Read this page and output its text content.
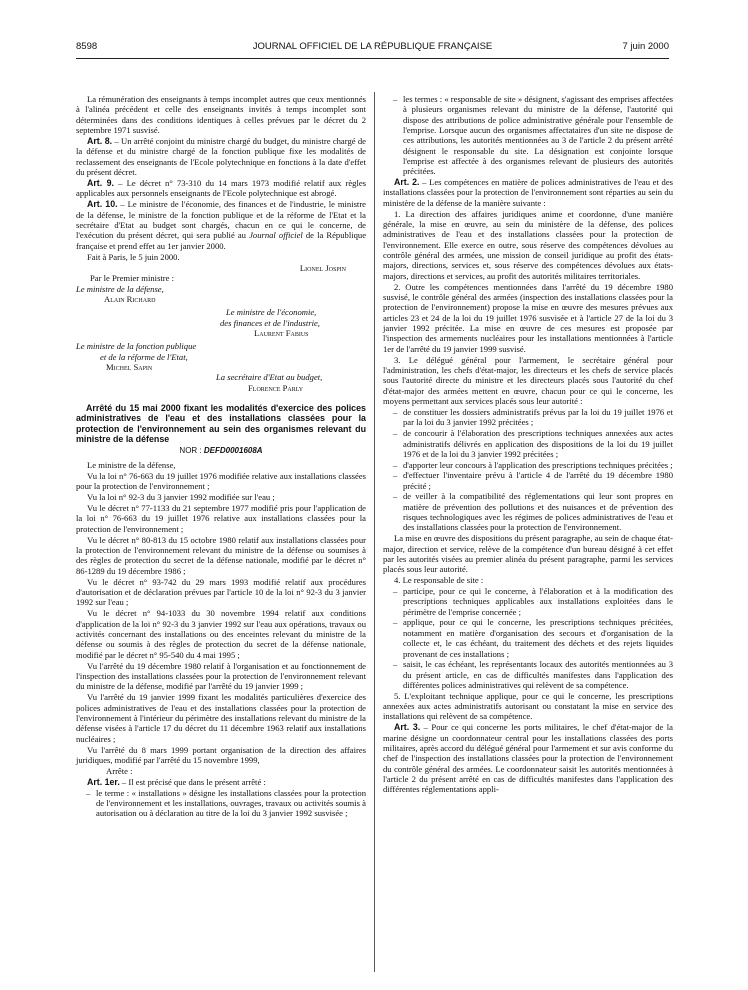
8598	JOURNAL OFFICIEL DE LA RÉPUBLIQUE FRANÇAISE	7 juin 2000

La rémunération des enseignants à temps incomplet autres que ceux mentionnés à l'alinéa précédent et celle des enseignants invités à temps incomplet sont déterminées dans des conditions identiques à celles prévues par le décret du 2 septembre 1971 susvisé.

Art. 8. – Un arrêté conjoint du ministre chargé du budget, du ministre chargé de la défense et du ministre chargé de la fonction publique fixe les modalités de reclassement des enseignants de l'Ecole polytechnique en fonctions à la date d'effet du présent décret.

Art. 9. – Le décret n° 73-310 du 14 mars 1973 modifié relatif aux règles applicables aux personnels enseignants de l'Ecole polytechnique est abrogé.

Art. 10. – Le ministre de l'économie, des finances et de l'industrie, le ministre de la défense, le ministre de la fonction publique et de la réforme de l'Etat et la secrétaire d'Etat au budget sont chargés, chacun en ce qui le concerne, de l'exécution du présent décret, qui sera publié au Journal officiel de la République française et prend effet au 1er janvier 2000.

Fait à Paris, le 5 juin 2000.

Lionel Jospin
Par le Premier ministre :
Le ministre de la défense,
Alain Richard
Le ministre de l'économie,
des finances et de l'industrie,
Laurent Fabius
Le ministre de la fonction publique
et de la réforme de l'Etat,
Michel Sapin
La secrétaire d'Etat au budget,
Florence Parly
Arrêté du 15 mai 2000 fixant les modalités d'exercice des polices administratives de l'eau et des installations classées pour la protection de l'environnement au sein des organismes relevant du ministre de la défense
NOR : DEFD0001608A

Le ministre de la défense,

Vu la loi n° 76-663 du 19 juillet 1976 modifiée relative aux installations classées pour la protection de l'environnement ;

Vu la loi n° 92-3 du 3 janvier 1992 modifiée sur l'eau ;

Vu le décret n° 77-1133 du 21 septembre 1977 modifié pris pour l'application de la loi n° 76-663 du 19 juillet 1976 relative aux installations classées pour la protection de l'environnement ;

Vu le décret n° 80-813 du 15 octobre 1980 relatif aux installations classées pour la protection de l'environnement relevant du ministre de la défense ou soumises à des règles de protection du secret de la défense nationale, modifié par le décret n° 86-1289 du 19 décembre 1986 ;

Vu le décret n° 93-742 du 29 mars 1993 modifié relatif aux procédures d'autorisation et de déclaration prévues par l'article 10 de la loi n° 92-3 du 3 janvier 1992 sur l'eau ;

Vu le décret n° 94-1033 du 30 novembre 1994 relatif aux conditions d'application de la loi n° 92-3 du 3 janvier 1992 sur l'eau aux opérations, travaux ou activités concernant des installations ou des enceintes relevant du ministre de la défense ou soumis à des règles de protection du secret de la défense nationale, modifié par le décret n° 95-540 du 4 mai 1995 ;

Vu l'arrêté du 19 décembre 1980 relatif à l'organisation et au fonctionnement de l'inspection des installations classées pour la protection de l'environnement relevant du ministre de la défense, modifié par l'arrêté du 19 janvier 1999 ;

Vu l'arrêté du 19 janvier 1999 fixant les modalités particulières d'exercice des polices administratives de l'eau et des installations classées pour la protection de l'environnement à l'intérieur du périmètre des installations relevant du ministre de la défense visées à l'article 17 du décret du 11 décembre 1963 relatif aux installations nucléaires ;

Vu l'arrêté du 8 mars 1999 portant organisation de la direction des affaires juridiques, modifié par l'arrêté du 15 novembre 1999,

Arrête :

Art. 1er. – Il est précisé que dans le présent arrêté :

– le terme : « installations » désigne les installations classées pour la protection de l'environnement et les installations, ouvrages, travaux ou activités soumis à autorisation ou à déclaration au titre de la loi du 3 janvier 1992 susvisée ;
– les termes : « responsable de site » désignent, s'agissant des emprises affectées à plusieurs organismes relevant du ministre de la défense, l'autorité qui dispose des attributions de police administrative générale pour l'ensemble de l'emprise. Lorsque aucun des organismes affectataires d'un site ne dispose de ces attributions, les autorités mentionnées au 3 de l'article 2 du présent arrêté désignent le responsable du site. La désignation est conjointe lorsque l'emprise est affectée à des organismes relevant de plusieurs des autorités précitées.

Art. 2. – Les compétences en matière de polices administratives de l'eau et des installations classées pour la protection de l'environnement sont réparties au sein du ministère de la défense de la manière suivante :

1. La direction des affaires juridiques anime et coordonne, d'une manière générale, la mise en œuvre, au sein du ministère de la défense, des polices administratives de l'eau et des installations classées pour la protection de l'environnement. Elle exerce en outre, sous réserve des compétences dévolues au contrôle général des armées, une mission de conseil juridique au profit des états-majors, directions, services et, sous réserve des compétences dévolues aux états-majors, directions et services, au profit des autorités militaires territoriales.

2. Outre les compétences mentionnées dans l'arrêté du 19 décembre 1980 susvisé, le contrôle général des armées (inspection des installations classées pour la protection de l'environnement) propose la mise en œuvre des mesures prévues aux articles 23 et 24 de la loi du 19 juillet 1976 susvisée et à l'article 27 de la loi du 3 janvier 1992 précitée. La mise en œuvre de ces mesures est proposée par l'inspection des armements nucléaires pour les installations mentionnées à l'article 1er de l'arrêté du 19 janvier 1999 susvisé.

3. Le délégué général pour l'armement, le secrétaire général pour l'administration, les chefs d'état-major, les directeurs et les chefs de service placés sous l'autorité directe du ministre et les directeurs placés sous l'autorité du chef d'état-major des armées mettent en œuvre, chacun pour ce qui le concerne, les moyens permettant aux services placés sous leur autorité :

– de constituer les dossiers administratifs prévus par la loi du 19 juillet 1976 et par la loi du 3 janvier 1992 précitées ;
– de concourir à l'élaboration des prescriptions techniques annexées aux actes administratifs délivrés en application des dispositions de la loi du 19 juillet 1976 et de la loi du 3 janvier 1992 précitées ;
– d'apporter leur concours à l'application des prescriptions techniques précitées ;
– d'effectuer l'inventaire prévu à l'article 4 de l'arrêté du 19 décembre 1980 précité ;
– de veiller à la compatibilité des réglementations qui leur sont propres en matière de prévention des pollutions et des nuisances et de prévention des risques technologiques avec les régimes de polices administratives de l'eau et des installations classées pour la protection de l'environnement.

La mise en œuvre des dispositions du présent paragraphe, au sein de chaque état-major, direction et service, relève de la compétence d'un bureau désigné à cet effet par les autorités visées au premier alinéa du présent paragraphe, parmi les services placés sous leur autorité.

4. Le responsable de site :

– participe, pour ce qui le concerne, à l'élaboration et à la modification des prescriptions techniques applicables aux installations exploitées dans le périmètre de l'emprise concernée ;
– applique, pour ce qui le concerne, les prescriptions techniques précitées, notamment en matière d'organisation des secours et d'organisation de la collecte et, le cas échéant, du traitement des déchets et des rejets liquides provenant de ces installations ;
– saisit, le cas échéant, les représentants locaux des autorités mentionnées au 3 du présent article, en cas de difficultés manifestes dans l'application des différentes polices administratives qui relèvent de sa compétence.

5. L'exploitant technique applique, pour ce qui le concerne, les prescriptions annexées aux actes administratifs autorisant ou constatant la mise en service des installations qui relèvent de sa compétence.

Art. 3. – Pour ce qui concerne les ports militaires, le chef d'état-major de la marine désigne un coordonnateur central pour les installations classées des ports militaires, après accord du délégué général pour l'armement et sur avis conforme du chef de l'inspection des installations classées pour la protection de l'environnement du contrôle général des armées. Le coordonnateur saisit les autorités mentionnées à l'article 2 du présent arrêté en cas de difficultés manifestes dans l'application des différentes réglementations appli-
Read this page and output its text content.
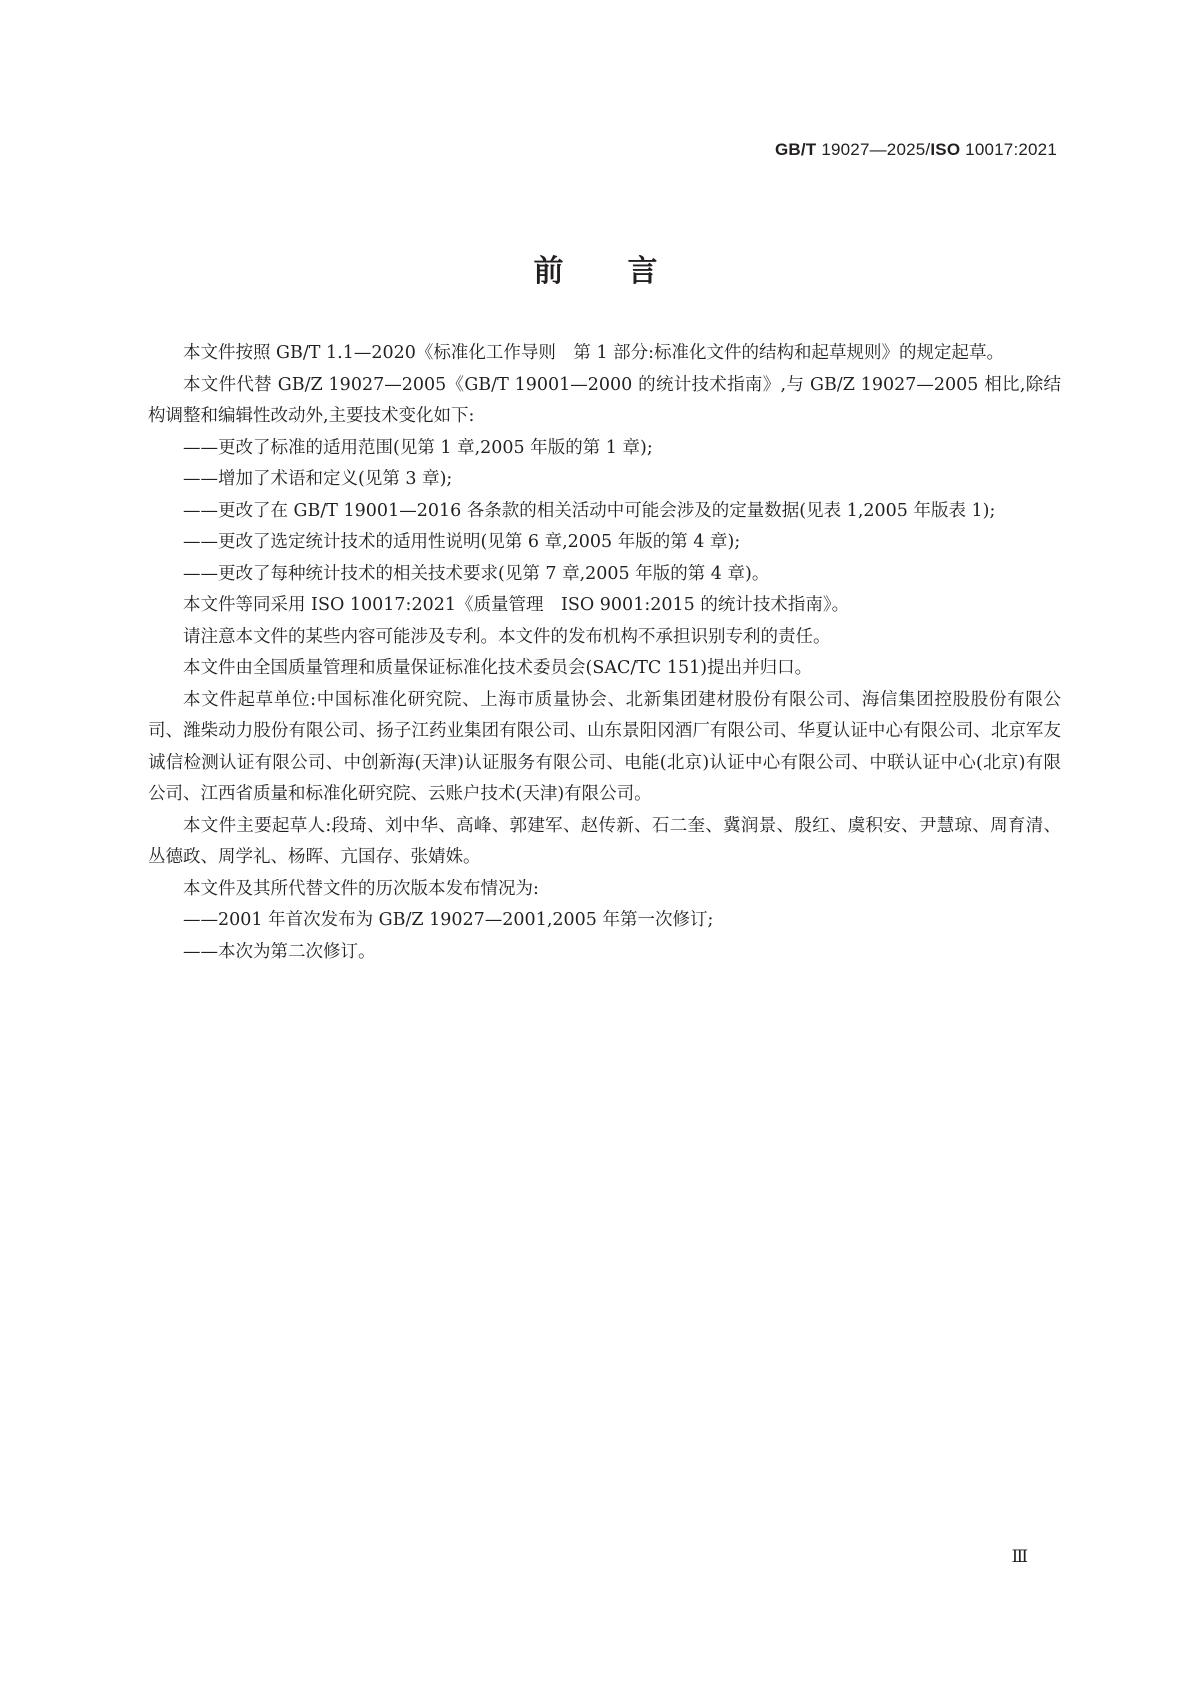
GB/T 19027—2025/ISO 10017:2021
前言

本文件按照 GB/T 1.1—2020《标准化工作导则　第 1 部分:标准化文件的结构和起草规则》的规定起草。

本文件代替 GB/Z 19027—2005《GB/T 19001—2000 的统计技术指南》,与 GB/Z 19027—2005 相比,除结构调整和编辑性改动外,主要技术变化如下:

——更改了标准的适用范围(见第 1 章,2005 年版的第 1 章);

——增加了术语和定义(见第 3 章);

——更改了在 GB/T 19001—2016 各条款的相关活动中可能会涉及的定量数据(见表 1,2005 年版表 1);

——更改了选定统计技术的适用性说明(见第 6 章,2005 年版的第 4 章);

——更改了每种统计技术的相关技术要求(见第 7 章,2005 年版的第 4 章)。

本文件等同采用 ISO 10017:2021《质量管理　ISO 9001:2015 的统计技术指南》。

请注意本文件的某些内容可能涉及专利。本文件的发布机构不承担识别专利的责任。

本文件由全国质量管理和质量保证标准化技术委员会(SAC/TC 151)提出并归口。

本文件起草单位:中国标准化研究院、上海市质量协会、北新集团建材股份有限公司、海信集团控股股份有限公司、潍柴动力股份有限公司、扬子江药业集团有限公司、山东景阳冈酒厂有限公司、华夏认证中心有限公司、北京军友诚信检测认证有限公司、中创新海(天津)认证服务有限公司、电能(北京)认证中心有限公司、中联认证中心(北京)有限公司、江西省质量和标准化研究院、云账户技术(天津)有限公司。

本文件主要起草人:段琦、刘中华、高峰、郭建军、赵传新、石二奎、冀润景、殷红、虞积安、尹慧琼、周育清、丛德政、周学礼、杨晖、亢国存、张婧姝。

本文件及其所代替文件的历次版本发布情况为:

——2001 年首次发布为 GB/Z 19027—2001,2005 年第一次修订;

——本次为第二次修订。

Ⅲ
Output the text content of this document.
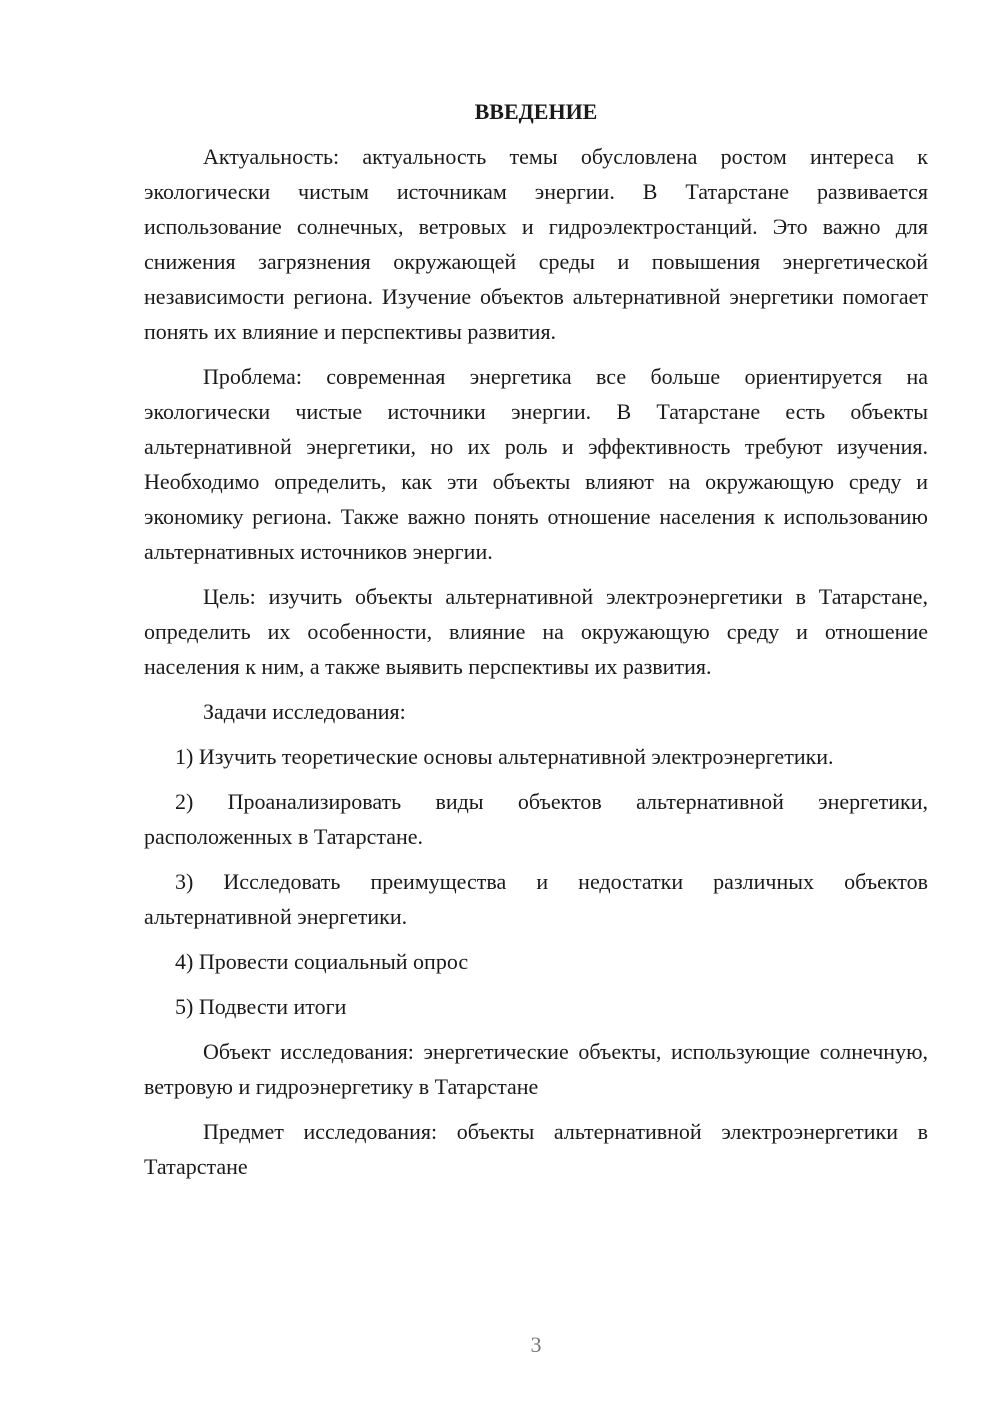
ВВЕДЕНИЕ

Актуальность: актуальность темы обусловлена ростом интереса к экологически чистым источникам энергии. В Татарстане развивается использование солнечных, ветровых и гидроэлектростанций. Это важно для снижения загрязнения окружающей среды и повышения энергетической независимости региона. Изучение объектов альтернативной энергетики помогает понять их влияние и перспективы развития.

Проблема: современная энергетика все больше ориентируется на экологически чистые источники энергии. В Татарстане есть объекты альтернативной энергетики, но их роль и эффективность требуют изучения. Необходимо определить, как эти объекты влияют на окружающую среду и экономику региона. Также важно понять отношение населения к использованию альтернативных источников энергии.

Цель: изучить объекты альтернативной электроэнергетики в Татарстане, определить их особенности, влияние на окружающую среду и отношение населения к ним, а также выявить перспективы их развития.

Задачи исследования:

1) Изучить теоретические основы альтернативной электроэнергетики.

2) Проанализировать виды объектов альтернативной энергетики, расположенных в Татарстане.

3) Исследовать преимущества и недостатки различных объектов альтернативной энергетики.

4) Провести социальный опрос

5) Подвести итоги

Объект исследования: энергетические объекты, использующие солнечную, ветровую и гидроэнергетику в Татарстане

Предмет исследования: объекты альтернативной электроэнергетики в Татарстане

3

---+---

Aim of the task. Find the word "определить" in the data and copy out each line where it turns up.

Result of the exercise.
Проблема: современная энергетика все больше ориентируется на экологически чистые источники энергии. В Татарстане есть объекты альтернативной энергетики, но их роль и эффективность требуют изучения. Необходимо определить, как эти объекты влияют на окружающую среду и экономику региона. Также важно понять отношение населения к использованию альтернативных источников энергии.
Цель: изучить объекты альтернативной электроэнергетики в Татарстане, определить их особенности, влияние на окружающую среду и отношение населения к ним, а также выявить перспективы их развития.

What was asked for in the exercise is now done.